(Dataset listings of figures)
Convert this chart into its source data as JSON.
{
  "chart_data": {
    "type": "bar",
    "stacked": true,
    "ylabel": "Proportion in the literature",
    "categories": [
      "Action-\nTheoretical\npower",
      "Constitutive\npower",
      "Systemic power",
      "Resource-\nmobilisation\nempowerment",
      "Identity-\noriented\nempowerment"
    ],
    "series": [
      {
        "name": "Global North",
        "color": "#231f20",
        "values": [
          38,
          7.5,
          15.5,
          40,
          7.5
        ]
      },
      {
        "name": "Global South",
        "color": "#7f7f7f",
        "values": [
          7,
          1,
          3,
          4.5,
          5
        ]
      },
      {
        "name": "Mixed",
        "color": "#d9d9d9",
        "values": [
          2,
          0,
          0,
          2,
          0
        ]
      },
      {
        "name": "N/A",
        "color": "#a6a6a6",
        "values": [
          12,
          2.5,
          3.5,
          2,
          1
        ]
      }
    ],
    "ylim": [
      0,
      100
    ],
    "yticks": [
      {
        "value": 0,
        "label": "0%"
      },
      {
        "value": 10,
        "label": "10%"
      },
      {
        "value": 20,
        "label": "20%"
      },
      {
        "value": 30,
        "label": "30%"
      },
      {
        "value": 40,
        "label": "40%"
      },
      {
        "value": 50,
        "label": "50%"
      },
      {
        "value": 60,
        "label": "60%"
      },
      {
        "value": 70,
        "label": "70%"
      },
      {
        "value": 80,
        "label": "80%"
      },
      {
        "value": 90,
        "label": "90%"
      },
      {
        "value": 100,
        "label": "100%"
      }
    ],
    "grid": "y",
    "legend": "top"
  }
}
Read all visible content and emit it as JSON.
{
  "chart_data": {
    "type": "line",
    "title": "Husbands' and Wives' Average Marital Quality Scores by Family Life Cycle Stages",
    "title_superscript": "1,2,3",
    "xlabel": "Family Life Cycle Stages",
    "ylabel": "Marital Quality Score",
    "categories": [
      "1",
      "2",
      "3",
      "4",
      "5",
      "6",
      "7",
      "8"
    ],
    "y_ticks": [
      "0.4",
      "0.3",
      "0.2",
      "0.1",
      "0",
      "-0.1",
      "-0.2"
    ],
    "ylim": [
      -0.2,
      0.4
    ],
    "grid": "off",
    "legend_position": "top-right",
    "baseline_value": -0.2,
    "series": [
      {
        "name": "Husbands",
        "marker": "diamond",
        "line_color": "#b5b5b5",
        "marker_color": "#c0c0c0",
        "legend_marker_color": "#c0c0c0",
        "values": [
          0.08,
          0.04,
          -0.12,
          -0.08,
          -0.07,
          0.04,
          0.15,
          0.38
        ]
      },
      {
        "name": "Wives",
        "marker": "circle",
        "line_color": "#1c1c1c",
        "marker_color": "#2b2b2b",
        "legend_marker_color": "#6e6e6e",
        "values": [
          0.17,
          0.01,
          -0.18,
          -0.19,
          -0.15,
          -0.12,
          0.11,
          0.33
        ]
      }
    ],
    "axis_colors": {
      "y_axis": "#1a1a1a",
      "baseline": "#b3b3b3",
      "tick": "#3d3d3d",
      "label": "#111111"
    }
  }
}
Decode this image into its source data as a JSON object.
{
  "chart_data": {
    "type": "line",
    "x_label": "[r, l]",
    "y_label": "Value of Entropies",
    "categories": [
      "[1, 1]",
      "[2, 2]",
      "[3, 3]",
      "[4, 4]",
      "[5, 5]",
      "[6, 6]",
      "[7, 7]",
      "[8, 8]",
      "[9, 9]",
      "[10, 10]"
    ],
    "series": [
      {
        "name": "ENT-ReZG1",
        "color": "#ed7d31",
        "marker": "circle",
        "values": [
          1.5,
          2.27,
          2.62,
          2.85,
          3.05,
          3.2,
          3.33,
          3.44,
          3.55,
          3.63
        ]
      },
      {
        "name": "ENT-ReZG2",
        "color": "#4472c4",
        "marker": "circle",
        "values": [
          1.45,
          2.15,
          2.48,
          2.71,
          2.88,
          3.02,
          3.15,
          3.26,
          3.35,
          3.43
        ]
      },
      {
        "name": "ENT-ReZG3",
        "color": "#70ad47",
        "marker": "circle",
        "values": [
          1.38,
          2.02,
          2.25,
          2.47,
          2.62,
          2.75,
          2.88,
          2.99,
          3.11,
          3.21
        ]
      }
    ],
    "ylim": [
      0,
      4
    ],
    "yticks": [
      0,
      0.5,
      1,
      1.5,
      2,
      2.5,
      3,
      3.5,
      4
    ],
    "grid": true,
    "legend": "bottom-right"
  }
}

## Objective
Transcribe all the entries, keeping each one exactly as it is.

## Response below
Convert this chart into its source data as JSON.
{
  "chart_data": {
    "type": "bar",
    "stacked": true,
    "ylabel": "Proportion in the literature",
    "categories": [
      "Action-\nTheoretical\npower",
      "Constitutive\npower",
      "Systemic power",
      "Resource-\nmobilisation\nempowerment",
      "Identity-\noriented\nempowerment"
    ],
    "series": [
      {
        "name": "Global North",
        "color": "#231f20",
        "values": [
          38,
          7.5,
          15.5,
          40,
          7.5
        ]
      },
      {
        "name": "Global South",
        "color": "#7f7f7f",
        "values": [
          7,
          1,
          3,
          4.5,
          5
        ]
      },
      {
        "name": "Mixed",
        "color": "#d9d9d9",
        "values": [
          2,
          0,
          0,
          2,
          0
        ]
      },
      {
        "name": "N/A",
        "color": "#a6a6a6",
        "values": [
          12,
          2.5,
          3.5,
          2,
          1
        ]
      }
    ],
    "ylim": [
      0,
      100
    ],
    "yticks": [
      {
        "value": 0,
        "label": "0%"
      },
      {
        "value": 10,
        "label": "10%"
      },
      {
        "value": 20,
        "label": "20%"
      },
      {
        "value": 30,
        "label": "30%"
      },
      {
        "value": 40,
        "label": "40%"
      },
      {
        "value": 50,
        "label": "50%"
      },
      {
        "value": 60,
        "label": "60%"
      },
      {
        "value": 70,
        "label": "70%"
      },
      {
        "value": 80,
        "label": "80%"
      },
      {
        "value": 90,
        "label": "90%"
      },
      {
        "value": 100,
        "label": "100%"
      }
    ],
    "grid": "y",
    "legend": "top"
  }
}
Read all visible content and emit it as JSON.
{
  "chart_data": {
    "type": "line",
    "title": "Husbands' and Wives' Average Marital Quality Scores by Family Life Cycle Stages",
    "title_superscript": "1,2,3",
    "xlabel": "Family Life Cycle Stages",
    "ylabel": "Marital Quality Score",
    "categories": [
      "1",
      "2",
      "3",
      "4",
      "5",
      "6",
      "7",
      "8"
    ],
    "y_ticks": [
      "0.4",
      "0.3",
      "0.2",
      "0.1",
      "0",
      "-0.1",
      "-0.2"
    ],
    "ylim": [
      -0.2,
      0.4
    ],
    "grid": "off",
    "legend_position": "top-right",
    "baseline_value": -0.2,
    "series": [
      {
        "name": "Husbands",
        "marker": "diamond",
        "line_color": "#b5b5b5",
        "marker_color": "#c0c0c0",
        "legend_marker_color": "#c0c0c0",
        "values": [
          0.08,
          0.04,
          -0.12,
          -0.08,
          -0.07,
          0.04,
          0.15,
          0.38
        ]
      },
      {
        "name": "Wives",
        "marker": "circle",
        "line_color": "#1c1c1c",
        "marker_color": "#2b2b2b",
        "legend_marker_color": "#6e6e6e",
        "values": [
          0.17,
          0.01,
          -0.18,
          -0.19,
          -0.15,
          -0.12,
          0.11,
          0.33
        ]
      }
    ],
    "axis_colors": {
      "y_axis": "#1a1a1a",
      "baseline": "#b3b3b3",
      "tick": "#3d3d3d",
      "label": "#111111"
    }
  }
}
Decode this image into its source data as a JSON object.
{
  "chart_data": {
    "type": "line",
    "x_label": "[r, l]",
    "y_label": "Value of Entropies",
    "categories": [
      "[1, 1]",
      "[2, 2]",
      "[3, 3]",
      "[4, 4]",
      "[5, 5]",
      "[6, 6]",
      "[7, 7]",
      "[8, 8]",
      "[9, 9]",
      "[10, 10]"
    ],
    "series": [
      {
        "name": "ENT-ReZG1",
        "color": "#ed7d31",
        "marker": "circle",
        "values": [
          1.5,
          2.27,
          2.62,
          2.85,
          3.05,
          3.2,
          3.33,
          3.44,
          3.55,
          3.63
        ]
      },
      {
        "name": "ENT-ReZG2",
        "color": "#4472c4",
        "marker": "circle",
        "values": [
          1.45,
          2.15,
          2.48,
          2.71,
          2.88,
          3.02,
          3.15,
          3.26,
          3.35,
          3.43
        ]
      },
      {
        "name": "ENT-ReZG3",
        "color": "#70ad47",
        "marker": "circle",
        "values": [
          1.38,
          2.02,
          2.25,
          2.47,
          2.62,
          2.75,
          2.88,
          2.99,
          3.11,
          3.21
        ]
      }
    ],
    "ylim": [
      0,
      4
    ],
    "yticks": [
      0,
      0.5,
      1,
      1.5,
      2,
      2.5,
      3,
      3.5,
      4
    ],
    "grid": true,
    "legend": "bottom-right"
  }
}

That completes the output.